◆ Exercise
Copy out every line exactly, passing over the pictures.

◆ Records
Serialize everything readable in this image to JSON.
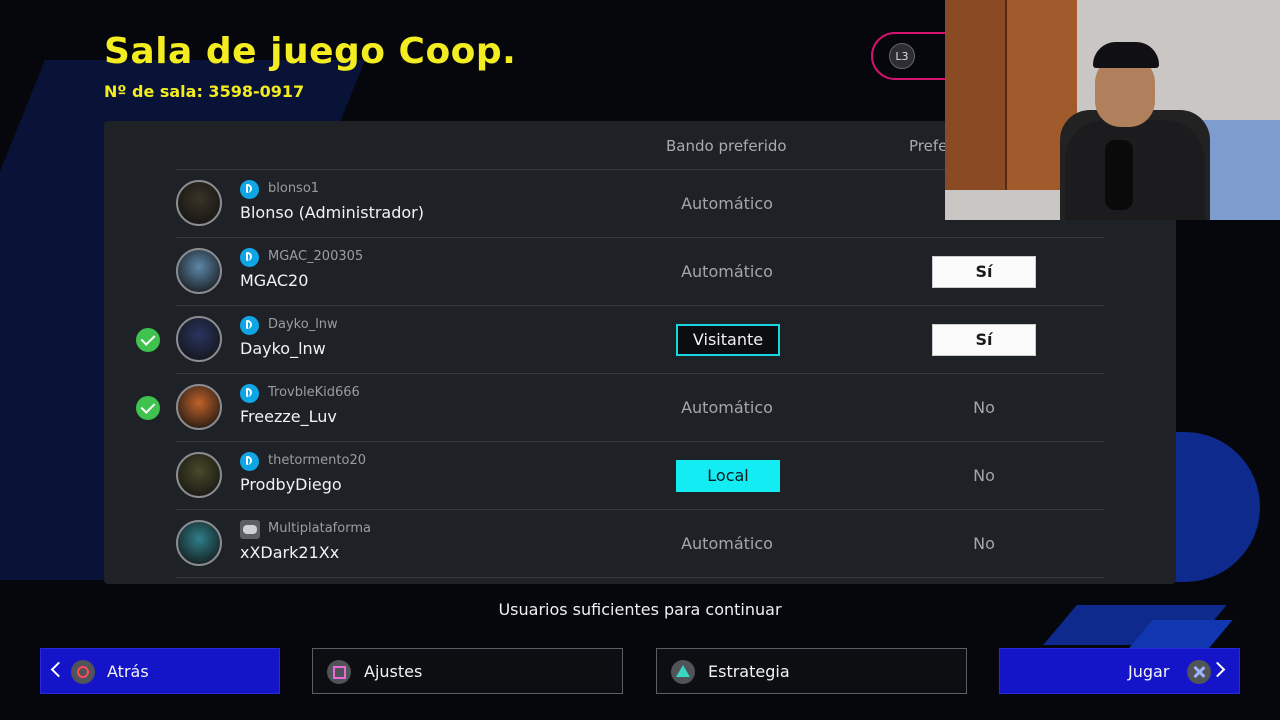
{
  "title": "Sala de juego Coop.",
  "room_number": "Nº de sala: 3598-0917",
  "l3_label": "L3",
  "columns": {
    "bando": "Bando preferido",
    "pref": "Prefe"
  },
  "players": [
    {
      "online_id": "blonso1",
      "name": "Blonso (Administrador)",
      "ready": false,
      "platform": "psn",
      "bando": "Automático",
      "bando_state": "text",
      "pref": "",
      "pref_state": "none",
      "avatar_color": "#3a3327"
    },
    {
      "online_id": "MGAC_200305",
      "name": "MGAC20",
      "ready": false,
      "platform": "psn",
      "bando": "Automático",
      "bando_state": "text",
      "pref": "Sí",
      "pref_state": "button",
      "avatar_color": "#5d87a8"
    },
    {
      "online_id": "Dayko_lnw",
      "name": "Dayko_lnw",
      "ready": true,
      "platform": "psn",
      "bando": "Visitante",
      "bando_state": "outlined",
      "pref": "Sí",
      "pref_state": "button",
      "avatar_color": "#2a3560"
    },
    {
      "online_id": "TrovbleKid666",
      "name": "Freezze_Luv",
      "ready": true,
      "platform": "psn",
      "bando": "Automático",
      "bando_state": "text",
      "pref": "No",
      "pref_state": "text",
      "avatar_color": "#c0622a"
    },
    {
      "online_id": "thetormento20",
      "name": "ProdbyDiego",
      "ready": false,
      "platform": "psn",
      "bando": "Local",
      "bando_state": "filled",
      "pref": "No",
      "pref_state": "text",
      "avatar_color": "#4a4a2a"
    },
    {
      "online_id": "Multiplataforma",
      "name": "xXDark21Xx",
      "ready": false,
      "platform": "cross",
      "bando": "Automático",
      "bando_state": "text",
      "pref": "No",
      "pref_state": "text",
      "avatar_color": "#2f7f8a"
    }
  ],
  "status_message": "Usuarios suficientes para continuar",
  "buttons": {
    "back": "Atrás",
    "settings": "Ajustes",
    "strategy": "Estrategia",
    "play": "Jugar"
  },
  "colors": {
    "title": "#f2ec21",
    "accent_cyan": "#14ecf4",
    "button_blue": "#1414c8",
    "ready_green": "#3fc24e",
    "l3_border": "#d3146c"
  },
  "icons": {
    "ready": "checkmark-icon",
    "psn": "playstation-icon",
    "cross_platform": "gamepad-icon",
    "back": "circle-button-icon",
    "settings": "square-button-icon",
    "strategy": "triangle-button-icon",
    "play": "cross-button-icon"
  }
}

◆ Task output
Serialize everything readable in this image to JSON.
{
  "title": "Sala de juego Coop.",
  "room_number": "Nº de sala: 3598-0917",
  "l3_label": "L3",
  "columns": {
    "bando": "Bando preferido",
    "pref": "Prefe"
  },
  "players": [
    {
      "online_id": "blonso1",
      "name": "Blonso (Administrador)",
      "ready": false,
      "platform": "psn",
      "bando": "Automático",
      "bando_state": "text",
      "pref": "",
      "pref_state": "none",
      "avatar_color": "#3a3327"
    },
    {
      "online_id": "MGAC_200305",
      "name": "MGAC20",
      "ready": false,
      "platform": "psn",
      "bando": "Automático",
      "bando_state": "text",
      "pref": "Sí",
      "pref_state": "button",
      "avatar_color": "#5d87a8"
    },
    {
      "online_id": "Dayko_lnw",
      "name": "Dayko_lnw",
      "ready": true,
      "platform": "psn",
      "bando": "Visitante",
      "bando_state": "outlined",
      "pref": "Sí",
      "pref_state": "button",
      "avatar_color": "#2a3560"
    },
    {
      "online_id": "TrovbleKid666",
      "name": "Freezze_Luv",
      "ready": true,
      "platform": "psn",
      "bando": "Automático",
      "bando_state": "text",
      "pref": "No",
      "pref_state": "text",
      "avatar_color": "#c0622a"
    },
    {
      "online_id": "thetormento20",
      "name": "ProdbyDiego",
      "ready": false,
      "platform": "psn",
      "bando": "Local",
      "bando_state": "filled",
      "pref": "No",
      "pref_state": "text",
      "avatar_color": "#4a4a2a"
    },
    {
      "online_id": "Multiplataforma",
      "name": "xXDark21Xx",
      "ready": false,
      "platform": "cross",
      "bando": "Automático",
      "bando_state": "text",
      "pref": "No",
      "pref_state": "text",
      "avatar_color": "#2f7f8a"
    }
  ],
  "status_message": "Usuarios suficientes para continuar",
  "buttons": {
    "back": "Atrás",
    "settings": "Ajustes",
    "strategy": "Estrategia",
    "play": "Jugar"
  },
  "colors": {
    "title": "#f2ec21",
    "accent_cyan": "#14ecf4",
    "button_blue": "#1414c8",
    "ready_green": "#3fc24e",
    "l3_border": "#d3146c"
  },
  "icons": {
    "ready": "checkmark-icon",
    "psn": "playstation-icon",
    "cross_platform": "gamepad-icon",
    "back": "circle-button-icon",
    "settings": "square-button-icon",
    "strategy": "triangle-button-icon",
    "play": "cross-button-icon"
  }
}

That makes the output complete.